##### Aangeleverde gegevens #####

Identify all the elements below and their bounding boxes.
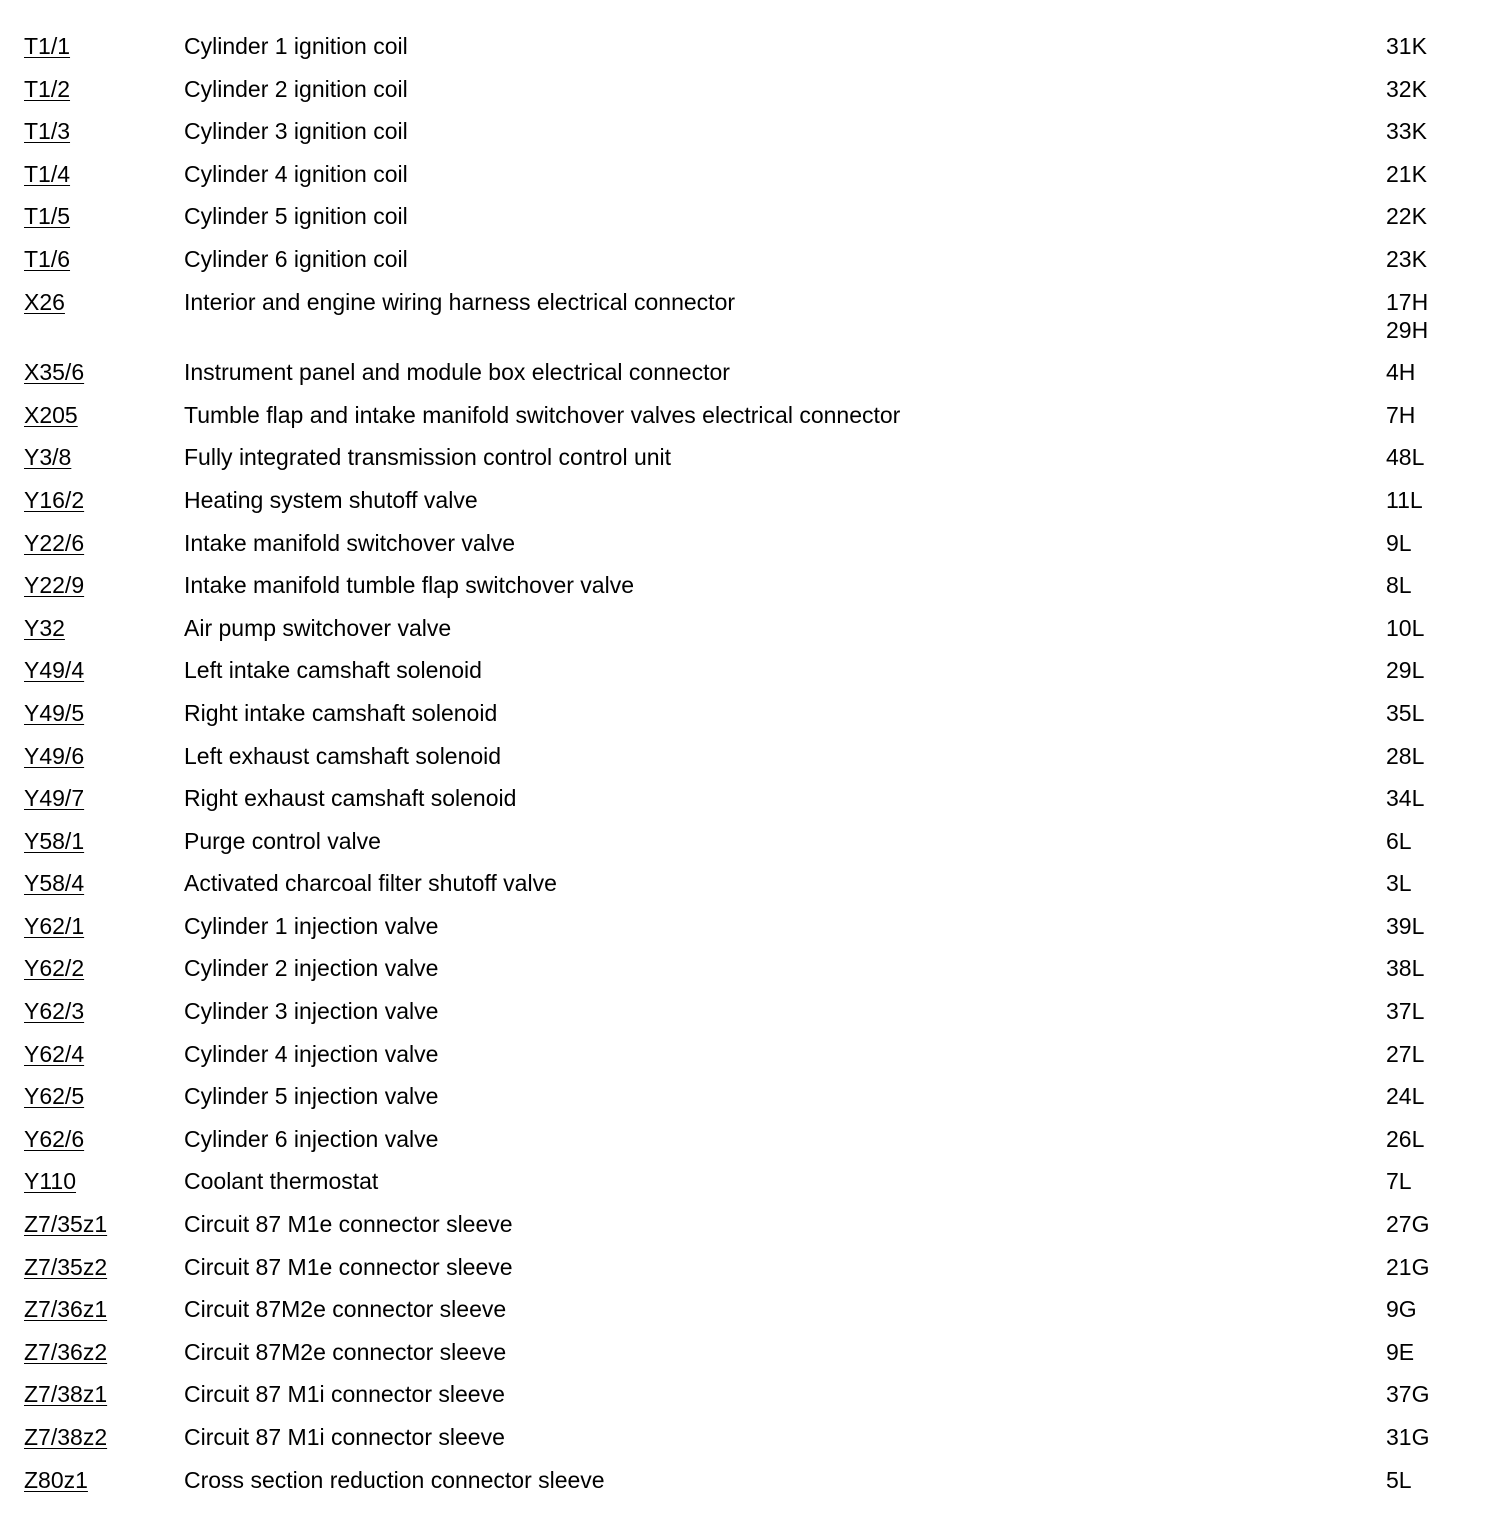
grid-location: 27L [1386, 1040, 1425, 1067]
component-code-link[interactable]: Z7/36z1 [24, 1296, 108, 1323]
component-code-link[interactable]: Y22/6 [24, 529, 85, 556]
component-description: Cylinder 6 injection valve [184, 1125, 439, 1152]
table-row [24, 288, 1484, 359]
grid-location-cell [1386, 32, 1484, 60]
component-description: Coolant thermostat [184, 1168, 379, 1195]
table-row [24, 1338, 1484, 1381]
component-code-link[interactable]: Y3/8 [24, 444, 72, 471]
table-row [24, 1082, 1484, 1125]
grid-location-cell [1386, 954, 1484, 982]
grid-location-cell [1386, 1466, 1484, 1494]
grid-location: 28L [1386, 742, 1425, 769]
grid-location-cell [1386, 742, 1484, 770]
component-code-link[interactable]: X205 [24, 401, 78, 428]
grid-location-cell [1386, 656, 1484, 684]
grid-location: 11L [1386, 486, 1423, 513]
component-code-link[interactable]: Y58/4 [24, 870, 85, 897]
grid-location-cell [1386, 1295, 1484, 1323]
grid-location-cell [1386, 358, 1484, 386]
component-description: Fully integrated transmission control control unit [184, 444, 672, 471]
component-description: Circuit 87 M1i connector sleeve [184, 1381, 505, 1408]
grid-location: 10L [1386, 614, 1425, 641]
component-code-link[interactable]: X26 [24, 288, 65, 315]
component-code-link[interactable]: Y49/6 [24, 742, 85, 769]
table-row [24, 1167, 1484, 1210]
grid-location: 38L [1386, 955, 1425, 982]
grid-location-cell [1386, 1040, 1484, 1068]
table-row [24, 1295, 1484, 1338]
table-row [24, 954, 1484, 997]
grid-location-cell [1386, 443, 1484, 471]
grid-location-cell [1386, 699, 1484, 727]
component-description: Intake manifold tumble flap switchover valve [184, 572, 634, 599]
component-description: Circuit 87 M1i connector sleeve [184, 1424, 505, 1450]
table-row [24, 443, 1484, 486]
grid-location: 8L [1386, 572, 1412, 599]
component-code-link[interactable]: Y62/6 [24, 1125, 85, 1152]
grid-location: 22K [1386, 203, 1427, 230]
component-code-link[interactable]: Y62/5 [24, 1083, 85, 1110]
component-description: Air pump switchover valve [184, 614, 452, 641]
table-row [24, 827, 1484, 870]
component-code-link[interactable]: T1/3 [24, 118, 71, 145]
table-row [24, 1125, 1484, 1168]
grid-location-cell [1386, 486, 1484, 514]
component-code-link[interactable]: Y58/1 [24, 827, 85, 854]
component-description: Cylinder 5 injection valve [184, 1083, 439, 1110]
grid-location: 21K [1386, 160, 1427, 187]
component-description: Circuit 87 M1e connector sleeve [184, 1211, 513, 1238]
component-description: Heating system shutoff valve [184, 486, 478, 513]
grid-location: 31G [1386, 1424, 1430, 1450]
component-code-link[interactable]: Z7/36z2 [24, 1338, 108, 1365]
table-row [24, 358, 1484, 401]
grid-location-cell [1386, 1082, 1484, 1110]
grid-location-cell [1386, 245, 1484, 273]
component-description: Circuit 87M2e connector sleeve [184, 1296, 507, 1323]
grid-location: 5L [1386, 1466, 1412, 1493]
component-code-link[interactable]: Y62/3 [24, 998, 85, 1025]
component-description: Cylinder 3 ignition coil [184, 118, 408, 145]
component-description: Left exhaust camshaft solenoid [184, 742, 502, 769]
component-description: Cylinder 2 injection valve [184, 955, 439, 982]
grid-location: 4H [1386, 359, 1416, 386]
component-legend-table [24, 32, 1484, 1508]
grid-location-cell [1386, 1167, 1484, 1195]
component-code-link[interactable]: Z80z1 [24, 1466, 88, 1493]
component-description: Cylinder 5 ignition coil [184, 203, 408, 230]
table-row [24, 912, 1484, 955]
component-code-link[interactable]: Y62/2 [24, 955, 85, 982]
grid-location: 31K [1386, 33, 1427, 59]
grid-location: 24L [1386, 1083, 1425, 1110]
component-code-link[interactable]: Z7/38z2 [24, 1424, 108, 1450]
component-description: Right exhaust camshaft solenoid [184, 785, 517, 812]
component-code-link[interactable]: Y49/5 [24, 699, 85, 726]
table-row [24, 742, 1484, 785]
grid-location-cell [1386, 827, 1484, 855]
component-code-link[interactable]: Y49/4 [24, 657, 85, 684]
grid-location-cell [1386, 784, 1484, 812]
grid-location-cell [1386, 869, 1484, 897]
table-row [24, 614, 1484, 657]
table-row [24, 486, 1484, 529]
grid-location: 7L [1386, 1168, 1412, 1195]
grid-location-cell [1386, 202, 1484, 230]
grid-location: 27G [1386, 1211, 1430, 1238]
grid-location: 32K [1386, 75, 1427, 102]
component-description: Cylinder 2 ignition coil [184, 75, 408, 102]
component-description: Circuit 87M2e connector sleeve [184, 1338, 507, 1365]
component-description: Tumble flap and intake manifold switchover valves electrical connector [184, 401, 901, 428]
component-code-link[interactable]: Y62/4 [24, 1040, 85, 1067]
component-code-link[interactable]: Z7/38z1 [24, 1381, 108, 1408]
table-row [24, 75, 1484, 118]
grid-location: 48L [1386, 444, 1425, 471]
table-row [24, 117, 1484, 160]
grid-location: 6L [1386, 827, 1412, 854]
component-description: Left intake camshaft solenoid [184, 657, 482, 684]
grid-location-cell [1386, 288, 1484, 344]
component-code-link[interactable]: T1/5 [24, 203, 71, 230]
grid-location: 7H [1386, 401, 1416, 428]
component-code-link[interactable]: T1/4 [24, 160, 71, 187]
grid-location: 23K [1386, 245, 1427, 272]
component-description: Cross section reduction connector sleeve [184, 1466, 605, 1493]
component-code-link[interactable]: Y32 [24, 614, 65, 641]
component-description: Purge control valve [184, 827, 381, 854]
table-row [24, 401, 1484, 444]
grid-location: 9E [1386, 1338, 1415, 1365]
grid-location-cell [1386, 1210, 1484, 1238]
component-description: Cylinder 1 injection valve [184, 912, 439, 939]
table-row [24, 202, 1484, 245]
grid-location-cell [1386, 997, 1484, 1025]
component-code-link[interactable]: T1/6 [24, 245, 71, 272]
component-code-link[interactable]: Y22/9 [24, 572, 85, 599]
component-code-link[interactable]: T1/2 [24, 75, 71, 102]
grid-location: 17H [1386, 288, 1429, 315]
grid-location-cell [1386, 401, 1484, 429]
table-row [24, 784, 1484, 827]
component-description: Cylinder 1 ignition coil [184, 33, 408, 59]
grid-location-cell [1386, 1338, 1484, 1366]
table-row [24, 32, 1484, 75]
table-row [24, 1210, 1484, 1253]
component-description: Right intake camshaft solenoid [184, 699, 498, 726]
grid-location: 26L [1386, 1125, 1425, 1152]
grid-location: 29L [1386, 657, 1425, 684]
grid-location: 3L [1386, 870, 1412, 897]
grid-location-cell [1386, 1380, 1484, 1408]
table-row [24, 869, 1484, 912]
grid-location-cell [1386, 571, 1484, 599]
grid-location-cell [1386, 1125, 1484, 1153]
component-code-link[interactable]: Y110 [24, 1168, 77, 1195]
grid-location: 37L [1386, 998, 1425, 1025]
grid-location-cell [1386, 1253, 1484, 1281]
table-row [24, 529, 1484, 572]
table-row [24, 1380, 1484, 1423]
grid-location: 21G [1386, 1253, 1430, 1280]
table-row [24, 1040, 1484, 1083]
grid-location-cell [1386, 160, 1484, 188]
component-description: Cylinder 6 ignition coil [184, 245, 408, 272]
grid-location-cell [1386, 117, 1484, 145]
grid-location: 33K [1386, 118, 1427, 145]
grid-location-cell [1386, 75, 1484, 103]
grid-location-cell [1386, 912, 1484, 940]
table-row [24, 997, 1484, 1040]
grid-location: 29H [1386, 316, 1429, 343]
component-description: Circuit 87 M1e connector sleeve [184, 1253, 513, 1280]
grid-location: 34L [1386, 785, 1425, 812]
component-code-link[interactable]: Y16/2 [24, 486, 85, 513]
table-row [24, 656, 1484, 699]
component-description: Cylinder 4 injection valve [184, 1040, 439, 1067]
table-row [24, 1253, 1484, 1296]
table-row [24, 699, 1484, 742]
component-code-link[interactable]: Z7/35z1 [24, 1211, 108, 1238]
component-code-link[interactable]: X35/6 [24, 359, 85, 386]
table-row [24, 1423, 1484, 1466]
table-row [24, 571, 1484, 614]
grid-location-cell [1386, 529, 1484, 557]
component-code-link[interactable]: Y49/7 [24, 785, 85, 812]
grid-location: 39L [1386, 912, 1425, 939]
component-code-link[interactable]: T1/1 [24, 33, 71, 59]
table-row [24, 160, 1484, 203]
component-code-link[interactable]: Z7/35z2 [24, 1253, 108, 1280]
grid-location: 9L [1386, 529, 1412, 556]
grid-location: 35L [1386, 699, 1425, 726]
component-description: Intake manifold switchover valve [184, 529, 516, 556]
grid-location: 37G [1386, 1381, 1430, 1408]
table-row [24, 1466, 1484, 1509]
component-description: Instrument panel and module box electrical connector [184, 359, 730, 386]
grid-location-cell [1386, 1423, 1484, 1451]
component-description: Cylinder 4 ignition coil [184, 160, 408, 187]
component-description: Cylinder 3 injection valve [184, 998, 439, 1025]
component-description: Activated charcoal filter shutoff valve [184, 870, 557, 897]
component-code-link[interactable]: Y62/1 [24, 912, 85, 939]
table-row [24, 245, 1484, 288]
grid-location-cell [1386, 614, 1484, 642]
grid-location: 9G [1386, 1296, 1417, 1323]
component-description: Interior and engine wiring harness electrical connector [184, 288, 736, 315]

#####
##### Aangeleverde gegevens #####

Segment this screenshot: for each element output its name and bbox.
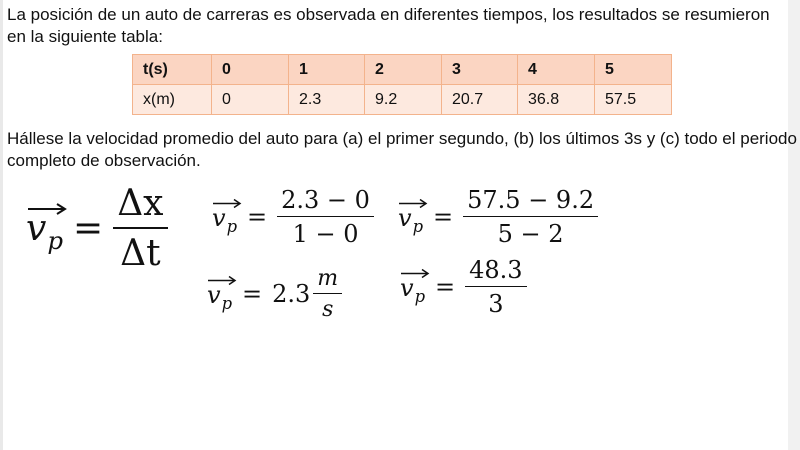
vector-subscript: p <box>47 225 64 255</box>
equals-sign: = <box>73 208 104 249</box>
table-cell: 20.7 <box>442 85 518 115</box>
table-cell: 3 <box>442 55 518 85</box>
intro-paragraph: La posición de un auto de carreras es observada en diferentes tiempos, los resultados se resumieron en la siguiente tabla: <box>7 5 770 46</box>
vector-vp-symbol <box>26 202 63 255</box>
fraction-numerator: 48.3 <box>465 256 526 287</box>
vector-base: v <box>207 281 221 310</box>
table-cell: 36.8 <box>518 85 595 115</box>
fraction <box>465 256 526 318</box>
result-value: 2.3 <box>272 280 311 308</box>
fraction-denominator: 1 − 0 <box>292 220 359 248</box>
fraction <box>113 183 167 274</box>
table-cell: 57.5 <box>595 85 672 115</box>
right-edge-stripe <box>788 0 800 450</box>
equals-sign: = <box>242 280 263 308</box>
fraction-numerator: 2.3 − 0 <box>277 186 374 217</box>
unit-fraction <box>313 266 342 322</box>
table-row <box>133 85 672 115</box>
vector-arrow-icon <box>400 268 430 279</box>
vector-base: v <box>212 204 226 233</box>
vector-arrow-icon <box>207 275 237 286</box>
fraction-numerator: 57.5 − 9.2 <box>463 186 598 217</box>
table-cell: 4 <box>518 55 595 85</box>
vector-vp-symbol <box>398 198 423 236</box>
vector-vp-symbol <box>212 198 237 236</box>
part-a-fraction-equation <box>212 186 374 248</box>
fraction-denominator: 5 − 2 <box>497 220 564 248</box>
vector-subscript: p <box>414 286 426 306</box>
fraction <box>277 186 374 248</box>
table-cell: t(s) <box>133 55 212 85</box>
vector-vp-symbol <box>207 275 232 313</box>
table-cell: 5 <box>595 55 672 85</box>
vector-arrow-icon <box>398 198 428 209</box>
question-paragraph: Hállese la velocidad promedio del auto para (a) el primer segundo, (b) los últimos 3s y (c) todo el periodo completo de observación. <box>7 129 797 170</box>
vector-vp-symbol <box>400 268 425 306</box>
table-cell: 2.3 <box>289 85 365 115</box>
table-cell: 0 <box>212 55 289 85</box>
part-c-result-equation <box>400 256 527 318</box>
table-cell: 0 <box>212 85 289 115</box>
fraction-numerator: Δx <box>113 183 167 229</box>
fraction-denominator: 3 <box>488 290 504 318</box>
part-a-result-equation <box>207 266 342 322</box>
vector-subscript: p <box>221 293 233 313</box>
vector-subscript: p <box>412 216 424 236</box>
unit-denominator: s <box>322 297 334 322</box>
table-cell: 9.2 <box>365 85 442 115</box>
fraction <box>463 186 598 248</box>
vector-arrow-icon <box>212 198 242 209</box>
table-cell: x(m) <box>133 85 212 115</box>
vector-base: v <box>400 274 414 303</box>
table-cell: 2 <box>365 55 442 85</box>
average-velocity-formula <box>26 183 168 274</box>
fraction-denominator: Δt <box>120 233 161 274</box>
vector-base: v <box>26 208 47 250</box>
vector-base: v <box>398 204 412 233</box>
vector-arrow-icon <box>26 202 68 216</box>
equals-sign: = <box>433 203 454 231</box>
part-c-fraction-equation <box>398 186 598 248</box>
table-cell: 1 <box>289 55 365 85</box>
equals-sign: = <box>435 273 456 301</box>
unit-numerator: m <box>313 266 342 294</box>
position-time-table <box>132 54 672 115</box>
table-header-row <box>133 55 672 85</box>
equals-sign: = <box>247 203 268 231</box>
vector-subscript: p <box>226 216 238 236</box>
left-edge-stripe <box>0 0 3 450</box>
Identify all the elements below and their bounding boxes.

#####

Gevraagde opdracht:
Herhaal letterlijk alles uit de gegevens hierboven, van de regel met "vector-subscript: p <box>47 225 64 255</box>" tot en met de regel met "fraction-numerator: Δx <box>113".

Resultaat hieronder:
vector-subscript: p <box>47 225 64 255</box>
equals-sign: = <box>73 208 104 249</box>
table-cell: 20.7 <box>442 85 518 115</box>
table-cell: 3 <box>442 55 518 85</box>
intro-paragraph: La posición de un auto de carreras es observada en diferentes tiempos, los resultados se resumieron en la siguiente tabla: <box>7 5 770 46</box>
vector-vp-symbol <box>26 202 63 255</box>
fraction-numerator: 48.3 <box>465 256 526 287</box>
vector-base: v <box>207 281 221 310</box>
table-cell: 36.8 <box>518 85 595 115</box>
fraction <box>465 256 526 318</box>
result-value: 2.3 <box>272 280 311 308</box>
fraction-denominator: 1 − 0 <box>292 220 359 248</box>
fraction <box>113 183 167 274</box>
table-cell: 57.5 <box>595 85 672 115</box>
right-edge-stripe <box>788 0 800 450</box>
equals-sign: = <box>242 280 263 308</box>
fraction-numerator: 2.3 − 0 <box>277 186 374 217</box>
unit-fraction <box>313 266 342 322</box>
table-row <box>133 85 672 115</box>
vector-arrow-icon <box>400 268 430 279</box>
vector-base: v <box>212 204 226 233</box>
vector-arrow-icon <box>207 275 237 286</box>
fraction-numerator: 57.5 − 9.2 <box>463 186 598 217</box>
table-cell: 4 <box>518 55 595 85</box>
vector-vp-symbol <box>398 198 423 236</box>
vector-vp-symbol <box>212 198 237 236</box>
part-a-fraction-equation <box>212 186 374 248</box>
fraction-denominator: 5 − 2 <box>497 220 564 248</box>
vector-subscript: p <box>414 286 426 306</box>
fraction <box>277 186 374 248</box>
table-cell: t(s) <box>133 55 212 85</box>
vector-vp-symbol <box>207 275 232 313</box>
table-cell: 5 <box>595 55 672 85</box>
vector-arrow-icon <box>398 198 428 209</box>
question-paragraph: Hállese la velocidad promedio del auto para (a) el primer segundo, (b) los últimos 3s y (c) todo el periodo completo de observación. <box>7 129 797 170</box>
vector-vp-symbol <box>400 268 425 306</box>
table-cell: 2.3 <box>289 85 365 115</box>
table-cell: 0 <box>212 55 289 85</box>
part-c-result-equation <box>400 256 527 318</box>
table-cell: 0 <box>212 85 289 115</box>
fraction-numerator: Δx <box>113 183 167 229</box>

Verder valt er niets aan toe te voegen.